--- EXTRACTED DATA ---

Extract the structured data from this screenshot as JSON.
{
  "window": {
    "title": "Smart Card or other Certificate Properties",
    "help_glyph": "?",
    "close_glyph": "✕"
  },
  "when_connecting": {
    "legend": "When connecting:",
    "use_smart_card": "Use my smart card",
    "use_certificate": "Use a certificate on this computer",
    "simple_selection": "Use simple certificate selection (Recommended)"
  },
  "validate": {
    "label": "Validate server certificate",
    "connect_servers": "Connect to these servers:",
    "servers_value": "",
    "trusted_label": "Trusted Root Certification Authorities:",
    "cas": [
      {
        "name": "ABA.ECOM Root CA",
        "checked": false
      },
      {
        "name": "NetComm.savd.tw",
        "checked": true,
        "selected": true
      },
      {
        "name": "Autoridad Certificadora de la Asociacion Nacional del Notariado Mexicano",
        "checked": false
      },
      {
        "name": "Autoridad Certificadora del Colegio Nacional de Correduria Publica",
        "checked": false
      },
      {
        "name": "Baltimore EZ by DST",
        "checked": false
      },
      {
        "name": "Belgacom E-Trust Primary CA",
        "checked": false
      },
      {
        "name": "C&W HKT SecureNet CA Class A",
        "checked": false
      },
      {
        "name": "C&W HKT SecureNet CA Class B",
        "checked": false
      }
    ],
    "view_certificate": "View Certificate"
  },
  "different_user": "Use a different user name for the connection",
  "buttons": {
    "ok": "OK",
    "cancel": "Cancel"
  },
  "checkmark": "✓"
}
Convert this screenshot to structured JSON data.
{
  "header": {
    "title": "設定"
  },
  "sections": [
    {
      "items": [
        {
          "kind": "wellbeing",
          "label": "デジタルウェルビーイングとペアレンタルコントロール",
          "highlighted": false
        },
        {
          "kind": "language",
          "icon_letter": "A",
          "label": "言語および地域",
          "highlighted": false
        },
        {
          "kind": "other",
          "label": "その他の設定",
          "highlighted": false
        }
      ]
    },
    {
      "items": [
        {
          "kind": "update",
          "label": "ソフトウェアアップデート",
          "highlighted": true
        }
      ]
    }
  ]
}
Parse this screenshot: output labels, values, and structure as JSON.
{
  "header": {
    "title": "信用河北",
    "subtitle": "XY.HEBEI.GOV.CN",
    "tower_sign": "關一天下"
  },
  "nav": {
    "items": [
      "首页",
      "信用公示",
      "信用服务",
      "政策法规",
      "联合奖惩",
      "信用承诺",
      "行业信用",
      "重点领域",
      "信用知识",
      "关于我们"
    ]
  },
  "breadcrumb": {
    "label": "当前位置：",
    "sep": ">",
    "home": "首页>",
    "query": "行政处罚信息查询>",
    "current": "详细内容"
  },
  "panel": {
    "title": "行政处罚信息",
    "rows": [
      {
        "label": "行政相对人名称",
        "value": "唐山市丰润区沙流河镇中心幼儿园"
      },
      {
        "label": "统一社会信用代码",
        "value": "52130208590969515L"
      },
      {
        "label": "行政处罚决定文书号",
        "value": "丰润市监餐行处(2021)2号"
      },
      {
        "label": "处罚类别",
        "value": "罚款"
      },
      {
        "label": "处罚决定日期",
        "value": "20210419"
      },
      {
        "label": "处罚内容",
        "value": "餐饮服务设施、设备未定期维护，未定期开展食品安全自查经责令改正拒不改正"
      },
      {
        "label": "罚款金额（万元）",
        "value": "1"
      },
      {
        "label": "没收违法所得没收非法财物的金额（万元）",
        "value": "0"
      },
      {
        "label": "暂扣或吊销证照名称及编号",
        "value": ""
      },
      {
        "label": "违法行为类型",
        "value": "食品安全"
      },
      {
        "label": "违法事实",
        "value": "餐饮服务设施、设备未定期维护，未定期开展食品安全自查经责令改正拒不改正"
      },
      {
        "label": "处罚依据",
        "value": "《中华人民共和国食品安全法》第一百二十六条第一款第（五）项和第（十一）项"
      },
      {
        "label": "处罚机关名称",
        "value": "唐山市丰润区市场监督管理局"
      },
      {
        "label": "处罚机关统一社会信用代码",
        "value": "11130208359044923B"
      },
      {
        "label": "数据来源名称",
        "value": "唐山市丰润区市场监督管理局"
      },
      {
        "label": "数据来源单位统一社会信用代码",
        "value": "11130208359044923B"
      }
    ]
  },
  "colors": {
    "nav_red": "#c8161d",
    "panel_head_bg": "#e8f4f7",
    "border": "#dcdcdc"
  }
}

--- WRITTEN REQUEST ---
The records above should be duplicated in full, exactly as given.

--- EXERCISE RESPONSE ---
Extract the structured data from this screenshot as JSON.
{
  "window": {
    "title": "Smart Card or other Certificate Properties",
    "help_glyph": "?",
    "close_glyph": "✕"
  },
  "when_connecting": {
    "legend": "When connecting:",
    "use_smart_card": "Use my smart card",
    "use_certificate": "Use a certificate on this computer",
    "simple_selection": "Use simple certificate selection (Recommended)"
  },
  "validate": {
    "label": "Validate server certificate",
    "connect_servers": "Connect to these servers:",
    "servers_value": "",
    "trusted_label": "Trusted Root Certification Authorities:",
    "cas": [
      {
        "name": "ABA.ECOM Root CA",
        "checked": false
      },
      {
        "name": "NetComm.savd.tw",
        "checked": true,
        "selected": true
      },
      {
        "name": "Autoridad Certificadora de la Asociacion Nacional del Notariado Mexicano",
        "checked": false
      },
      {
        "name": "Autoridad Certificadora del Colegio Nacional de Correduria Publica",
        "checked": false
      },
      {
        "name": "Baltimore EZ by DST",
        "checked": false
      },
      {
        "name": "Belgacom E-Trust Primary CA",
        "checked": false
      },
      {
        "name": "C&W HKT SecureNet CA Class A",
        "checked": false
      },
      {
        "name": "C&W HKT SecureNet CA Class B",
        "checked": false
      }
    ],
    "view_certificate": "View Certificate"
  },
  "different_user": "Use a different user name for the connection",
  "buttons": {
    "ok": "OK",
    "cancel": "Cancel"
  },
  "checkmark": "✓"
}
Convert this screenshot to structured JSON data.
{
  "header": {
    "title": "設定"
  },
  "sections": [
    {
      "items": [
        {
          "kind": "wellbeing",
          "label": "デジタルウェルビーイングとペアレンタルコントロール",
          "highlighted": false
        },
        {
          "kind": "language",
          "icon_letter": "A",
          "label": "言語および地域",
          "highlighted": false
        },
        {
          "kind": "other",
          "label": "その他の設定",
          "highlighted": false
        }
      ]
    },
    {
      "items": [
        {
          "kind": "update",
          "label": "ソフトウェアアップデート",
          "highlighted": true
        }
      ]
    }
  ]
}
Parse this screenshot: output labels, values, and structure as JSON.
{
  "header": {
    "title": "信用河北",
    "subtitle": "XY.HEBEI.GOV.CN",
    "tower_sign": "關一天下"
  },
  "nav": {
    "items": [
      "首页",
      "信用公示",
      "信用服务",
      "政策法规",
      "联合奖惩",
      "信用承诺",
      "行业信用",
      "重点领域",
      "信用知识",
      "关于我们"
    ]
  },
  "breadcrumb": {
    "label": "当前位置：",
    "sep": ">",
    "home": "首页>",
    "query": "行政处罚信息查询>",
    "current": "详细内容"
  },
  "panel": {
    "title": "行政处罚信息",
    "rows": [
      {
        "label": "行政相对人名称",
        "value": "唐山市丰润区沙流河镇中心幼儿园"
      },
      {
        "label": "统一社会信用代码",
        "value": "52130208590969515L"
      },
      {
        "label": "行政处罚决定文书号",
        "value": "丰润市监餐行处(2021)2号"
      },
      {
        "label": "处罚类别",
        "value": "罚款"
      },
      {
        "label": "处罚决定日期",
        "value": "20210419"
      },
      {
        "label": "处罚内容",
        "value": "餐饮服务设施、设备未定期维护，未定期开展食品安全自查经责令改正拒不改正"
      },
      {
        "label": "罚款金额（万元）",
        "value": "1"
      },
      {
        "label": "没收违法所得没收非法财物的金额（万元）",
        "value": "0"
      },
      {
        "label": "暂扣或吊销证照名称及编号",
        "value": ""
      },
      {
        "label": "违法行为类型",
        "value": "食品安全"
      },
      {
        "label": "违法事实",
        "value": "餐饮服务设施、设备未定期维护，未定期开展食品安全自查经责令改正拒不改正"
      },
      {
        "label": "处罚依据",
        "value": "《中华人民共和国食品安全法》第一百二十六条第一款第（五）项和第（十一）项"
      },
      {
        "label": "处罚机关名称",
        "value": "唐山市丰润区市场监督管理局"
      },
      {
        "label": "处罚机关统一社会信用代码",
        "value": "11130208359044923B"
      },
      {
        "label": "数据来源名称",
        "value": "唐山市丰润区市场监督管理局"
      },
      {
        "label": "数据来源单位统一社会信用代码",
        "value": "11130208359044923B"
      }
    ]
  },
  "colors": {
    "nav_red": "#c8161d",
    "panel_head_bg": "#e8f4f7",
    "border": "#dcdcdc"
  }
}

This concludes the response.